**Objective:** Copy out every line of the data below, character for character.

**Records to process:**
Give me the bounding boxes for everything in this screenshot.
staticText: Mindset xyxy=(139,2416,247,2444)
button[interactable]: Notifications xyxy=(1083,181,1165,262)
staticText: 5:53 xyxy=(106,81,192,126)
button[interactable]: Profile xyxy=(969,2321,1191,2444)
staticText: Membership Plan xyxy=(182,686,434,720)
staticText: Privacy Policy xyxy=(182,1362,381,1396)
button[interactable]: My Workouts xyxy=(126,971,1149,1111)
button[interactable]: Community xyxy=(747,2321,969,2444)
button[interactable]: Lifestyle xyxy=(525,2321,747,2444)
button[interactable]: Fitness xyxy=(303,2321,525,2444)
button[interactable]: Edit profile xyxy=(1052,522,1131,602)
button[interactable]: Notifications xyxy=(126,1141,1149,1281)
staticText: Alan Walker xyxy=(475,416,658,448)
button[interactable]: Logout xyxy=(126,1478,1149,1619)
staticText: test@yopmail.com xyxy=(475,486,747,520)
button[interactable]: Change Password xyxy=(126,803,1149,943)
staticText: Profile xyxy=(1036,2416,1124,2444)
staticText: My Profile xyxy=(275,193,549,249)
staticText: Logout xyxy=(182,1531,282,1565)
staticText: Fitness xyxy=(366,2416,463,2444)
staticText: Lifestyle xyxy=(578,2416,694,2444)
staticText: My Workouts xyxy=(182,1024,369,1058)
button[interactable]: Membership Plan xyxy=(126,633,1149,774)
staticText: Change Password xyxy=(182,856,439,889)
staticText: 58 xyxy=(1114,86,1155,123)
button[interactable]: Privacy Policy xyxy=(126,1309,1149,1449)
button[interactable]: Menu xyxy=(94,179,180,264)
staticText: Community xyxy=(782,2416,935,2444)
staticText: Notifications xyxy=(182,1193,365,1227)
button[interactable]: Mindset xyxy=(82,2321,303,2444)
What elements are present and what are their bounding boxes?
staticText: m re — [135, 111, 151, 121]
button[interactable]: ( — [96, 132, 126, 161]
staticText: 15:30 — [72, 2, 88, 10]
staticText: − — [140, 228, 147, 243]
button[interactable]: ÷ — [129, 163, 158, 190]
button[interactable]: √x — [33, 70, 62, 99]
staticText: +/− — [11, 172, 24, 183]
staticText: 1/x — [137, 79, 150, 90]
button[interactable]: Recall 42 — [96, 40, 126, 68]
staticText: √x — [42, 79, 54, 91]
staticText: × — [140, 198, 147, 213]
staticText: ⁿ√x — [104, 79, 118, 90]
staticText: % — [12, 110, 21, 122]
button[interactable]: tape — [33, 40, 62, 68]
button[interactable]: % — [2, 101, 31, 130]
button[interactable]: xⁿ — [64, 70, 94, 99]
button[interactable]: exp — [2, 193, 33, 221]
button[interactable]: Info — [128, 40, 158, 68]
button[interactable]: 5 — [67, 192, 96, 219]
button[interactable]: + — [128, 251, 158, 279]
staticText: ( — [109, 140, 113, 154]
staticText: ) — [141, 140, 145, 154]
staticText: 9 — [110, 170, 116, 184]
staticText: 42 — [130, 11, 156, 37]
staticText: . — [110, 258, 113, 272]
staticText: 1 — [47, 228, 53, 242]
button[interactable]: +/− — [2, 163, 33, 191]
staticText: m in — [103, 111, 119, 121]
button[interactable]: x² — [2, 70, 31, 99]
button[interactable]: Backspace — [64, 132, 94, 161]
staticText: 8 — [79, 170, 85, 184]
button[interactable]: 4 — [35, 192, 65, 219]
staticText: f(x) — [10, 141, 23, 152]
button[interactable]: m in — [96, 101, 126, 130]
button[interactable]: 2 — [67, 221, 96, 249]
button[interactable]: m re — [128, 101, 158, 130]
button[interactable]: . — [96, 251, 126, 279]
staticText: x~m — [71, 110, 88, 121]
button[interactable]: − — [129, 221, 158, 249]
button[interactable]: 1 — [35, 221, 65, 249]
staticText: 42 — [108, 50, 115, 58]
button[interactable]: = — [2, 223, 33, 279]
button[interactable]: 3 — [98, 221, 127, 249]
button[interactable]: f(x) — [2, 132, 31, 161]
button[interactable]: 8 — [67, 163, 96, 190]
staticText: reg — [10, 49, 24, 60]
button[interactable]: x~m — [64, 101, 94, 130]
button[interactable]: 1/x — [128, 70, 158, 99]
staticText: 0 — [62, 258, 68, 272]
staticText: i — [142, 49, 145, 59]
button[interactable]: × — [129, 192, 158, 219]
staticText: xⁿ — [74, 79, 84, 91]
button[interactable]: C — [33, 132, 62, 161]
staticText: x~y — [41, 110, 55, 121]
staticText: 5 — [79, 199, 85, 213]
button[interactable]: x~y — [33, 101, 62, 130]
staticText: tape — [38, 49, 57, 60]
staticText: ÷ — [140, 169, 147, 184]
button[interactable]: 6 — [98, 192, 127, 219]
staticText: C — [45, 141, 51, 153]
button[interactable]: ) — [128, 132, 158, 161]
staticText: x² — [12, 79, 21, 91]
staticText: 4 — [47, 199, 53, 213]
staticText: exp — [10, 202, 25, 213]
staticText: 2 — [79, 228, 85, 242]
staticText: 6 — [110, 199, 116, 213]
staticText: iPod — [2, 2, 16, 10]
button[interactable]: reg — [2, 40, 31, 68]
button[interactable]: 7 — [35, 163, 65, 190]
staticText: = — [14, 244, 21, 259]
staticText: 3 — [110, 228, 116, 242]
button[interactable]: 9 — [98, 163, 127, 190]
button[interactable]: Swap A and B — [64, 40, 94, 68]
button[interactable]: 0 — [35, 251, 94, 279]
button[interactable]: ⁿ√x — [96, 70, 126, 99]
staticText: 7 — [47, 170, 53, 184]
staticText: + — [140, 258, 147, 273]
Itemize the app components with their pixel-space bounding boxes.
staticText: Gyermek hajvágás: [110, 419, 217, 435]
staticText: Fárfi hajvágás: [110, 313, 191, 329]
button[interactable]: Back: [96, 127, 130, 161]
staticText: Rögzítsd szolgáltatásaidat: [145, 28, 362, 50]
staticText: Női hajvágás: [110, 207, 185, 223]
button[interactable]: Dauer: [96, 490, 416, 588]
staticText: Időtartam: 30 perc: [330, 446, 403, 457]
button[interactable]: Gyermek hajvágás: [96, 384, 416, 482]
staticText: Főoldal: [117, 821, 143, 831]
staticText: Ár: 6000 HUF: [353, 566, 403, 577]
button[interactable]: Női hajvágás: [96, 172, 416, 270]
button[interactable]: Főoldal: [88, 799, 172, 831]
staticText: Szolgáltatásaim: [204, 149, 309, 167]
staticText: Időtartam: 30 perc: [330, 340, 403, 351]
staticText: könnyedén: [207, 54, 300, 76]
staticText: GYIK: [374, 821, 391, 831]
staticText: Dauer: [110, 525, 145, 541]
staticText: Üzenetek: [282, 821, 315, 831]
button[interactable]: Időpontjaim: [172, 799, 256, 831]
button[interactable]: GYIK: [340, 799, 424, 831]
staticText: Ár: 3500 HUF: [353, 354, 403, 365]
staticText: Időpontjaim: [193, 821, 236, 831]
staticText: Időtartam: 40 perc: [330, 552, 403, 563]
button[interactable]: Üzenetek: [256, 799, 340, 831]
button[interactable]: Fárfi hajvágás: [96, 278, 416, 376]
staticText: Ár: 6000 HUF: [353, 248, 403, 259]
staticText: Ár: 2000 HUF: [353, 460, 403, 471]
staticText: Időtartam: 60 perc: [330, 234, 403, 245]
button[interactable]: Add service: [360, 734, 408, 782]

**Exercise solution:**
Give me the bounding boxes for everything in this screenshot.
staticText: Mindset xyxy=(139,2416,247,2444)
button[interactable]: Notifications xyxy=(1083,181,1165,262)
staticText: 5:53 xyxy=(106,81,192,126)
button[interactable]: Profile xyxy=(969,2321,1191,2444)
staticText: Membership Plan xyxy=(182,686,434,720)
staticText: Privacy Policy xyxy=(182,1362,381,1396)
button[interactable]: My Workouts xyxy=(126,971,1149,1111)
button[interactable]: Community xyxy=(747,2321,969,2444)
button[interactable]: Lifestyle xyxy=(525,2321,747,2444)
button[interactable]: Fitness xyxy=(303,2321,525,2444)
button[interactable]: Edit profile xyxy=(1052,522,1131,602)
button[interactable]: Notifications xyxy=(126,1141,1149,1281)
staticText: Alan Walker xyxy=(475,416,658,448)
button[interactable]: Logout xyxy=(126,1478,1149,1619)
staticText: test@yopmail.com xyxy=(475,486,747,520)
button[interactable]: Change Password xyxy=(126,803,1149,943)
staticText: Profile xyxy=(1036,2416,1124,2444)
staticText: My Profile xyxy=(275,193,549,249)
staticText: Logout xyxy=(182,1531,282,1565)
staticText: Fitness xyxy=(366,2416,463,2444)
staticText: Lifestyle xyxy=(578,2416,694,2444)
staticText: My Workouts xyxy=(182,1024,369,1058)
button[interactable]: Membership Plan xyxy=(126,633,1149,774)
staticText: Change Password xyxy=(182,856,439,889)
staticText: 58 xyxy=(1114,86,1155,123)
button[interactable]: Privacy Policy xyxy=(126,1309,1149,1449)
button[interactable]: Menu xyxy=(94,179,180,264)
staticText: Community xyxy=(782,2416,935,2444)
staticText: Notifications xyxy=(182,1193,365,1227)
button[interactable]: Mindset xyxy=(82,2321,303,2444)
What elements are present and what are their bounding boxes?
staticText: m re — [135, 111, 151, 121]
button[interactable]: ( — [96, 132, 126, 161]
staticText: 15:30 — [72, 2, 88, 10]
staticText: − — [140, 228, 147, 243]
button[interactable]: ÷ — [129, 163, 158, 190]
button[interactable]: √x — [33, 70, 62, 99]
staticText: +/− — [11, 172, 24, 183]
staticText: 1/x — [137, 79, 150, 90]
button[interactable]: Recall 42 — [96, 40, 126, 68]
staticText: √x — [42, 79, 54, 91]
staticText: × — [140, 198, 147, 213]
staticText: ⁿ√x — [104, 79, 118, 90]
staticText: % — [12, 110, 21, 122]
button[interactable]: tape — [33, 40, 62, 68]
button[interactable]: % — [2, 101, 31, 130]
button[interactable]: xⁿ — [64, 70, 94, 99]
button[interactable]: exp — [2, 193, 33, 221]
button[interactable]: Info — [128, 40, 158, 68]
button[interactable]: 5 — [67, 192, 96, 219]
button[interactable]: + — [128, 251, 158, 279]
staticText: ( — [109, 140, 113, 154]
staticText: ) — [141, 140, 145, 154]
staticText: 9 — [110, 170, 116, 184]
staticText: 42 — [130, 11, 156, 37]
staticText: . — [110, 258, 113, 272]
staticText: 1 — [47, 228, 53, 242]
button[interactable]: +/− — [2, 163, 33, 191]
staticText: m in — [103, 111, 119, 121]
button[interactable]: x² — [2, 70, 31, 99]
button[interactable]: Backspace — [64, 132, 94, 161]
staticText: 8 — [79, 170, 85, 184]
button[interactable]: 4 — [35, 192, 65, 219]
staticText: f(x) — [10, 141, 23, 152]
button[interactable]: m in — [96, 101, 126, 130]
button[interactable]: 2 — [67, 221, 96, 249]
button[interactable]: m re — [128, 101, 158, 130]
button[interactable]: . — [96, 251, 126, 279]
staticText: x~m — [71, 110, 88, 121]
button[interactable]: − — [129, 221, 158, 249]
button[interactable]: 1 — [35, 221, 65, 249]
staticText: 42 — [108, 50, 115, 58]
button[interactable]: = — [2, 223, 33, 279]
button[interactable]: 3 — [98, 221, 127, 249]
button[interactable]: f(x) — [2, 132, 31, 161]
button[interactable]: 8 — [67, 163, 96, 190]
staticText: reg — [10, 49, 24, 60]
button[interactable]: x~m — [64, 101, 94, 130]
button[interactable]: 1/x — [128, 70, 158, 99]
staticText: 0 — [62, 258, 68, 272]
staticText: i — [142, 49, 145, 59]
button[interactable]: × — [129, 192, 158, 219]
staticText: xⁿ — [74, 79, 84, 91]
button[interactable]: C — [33, 132, 62, 161]
staticText: x~y — [41, 110, 55, 121]
staticText: 5 — [79, 199, 85, 213]
button[interactable]: x~y — [33, 101, 62, 130]
staticText: tape — [38, 49, 57, 60]
staticText: ÷ — [140, 169, 147, 184]
button[interactable]: 6 — [98, 192, 127, 219]
staticText: C — [45, 141, 51, 153]
button[interactable]: ) — [128, 132, 158, 161]
staticText: x² — [12, 79, 21, 91]
staticText: 4 — [47, 199, 53, 213]
staticText: exp — [10, 202, 25, 213]
staticText: 2 — [79, 228, 85, 242]
staticText: 6 — [110, 199, 116, 213]
staticText: iPod — [2, 2, 16, 10]
button[interactable]: reg — [2, 40, 31, 68]
button[interactable]: 7 — [35, 163, 65, 190]
staticText: = — [14, 244, 21, 259]
staticText: 3 — [110, 228, 116, 242]
button[interactable]: 9 — [98, 163, 127, 190]
button[interactable]: Swap A and B — [64, 40, 94, 68]
button[interactable]: 0 — [35, 251, 94, 279]
button[interactable]: ⁿ√x — [96, 70, 126, 99]
staticText: 7 — [47, 170, 53, 184]
staticText: + — [140, 258, 147, 273]
Itemize the app components with their pixel-space bounding boxes.
staticText: Gyermek hajvágás: [110, 419, 217, 435]
staticText: Fárfi hajvágás: [110, 313, 191, 329]
button[interactable]: Back: [96, 127, 130, 161]
staticText: Rögzítsd szolgáltatásaidat: [145, 28, 362, 50]
staticText: Női hajvágás: [110, 207, 185, 223]
button[interactable]: Dauer: [96, 490, 416, 588]
staticText: Időtartam: 30 perc: [330, 446, 403, 457]
button[interactable]: Gyermek hajvágás: [96, 384, 416, 482]
staticText: Főoldal: [117, 821, 143, 831]
staticText: Ár: 6000 HUF: [353, 566, 403, 577]
button[interactable]: Női hajvágás: [96, 172, 416, 270]
button[interactable]: Főoldal: [88, 799, 172, 831]
staticText: Szolgáltatásaim: [204, 149, 309, 167]
staticText: Időtartam: 30 perc: [330, 340, 403, 351]
staticText: könnyedén: [207, 54, 300, 76]
staticText: GYIK: [374, 821, 391, 831]
staticText: Dauer: [110, 525, 145, 541]
staticText: Üzenetek: [282, 821, 315, 831]
button[interactable]: Időpontjaim: [172, 799, 256, 831]
button[interactable]: GYIK: [340, 799, 424, 831]
staticText: Ár: 3500 HUF: [353, 354, 403, 365]
staticText: Időpontjaim: [193, 821, 236, 831]
staticText: Időtartam: 40 perc: [330, 552, 403, 563]
button[interactable]: Üzenetek: [256, 799, 340, 831]
button[interactable]: Fárfi hajvágás: [96, 278, 416, 376]
staticText: Ár: 6000 HUF: [353, 248, 403, 259]
staticText: Ár: 2000 HUF: [353, 460, 403, 471]
staticText: Időtartam: 60 perc: [330, 234, 403, 245]
button[interactable]: Add service: [360, 734, 408, 782]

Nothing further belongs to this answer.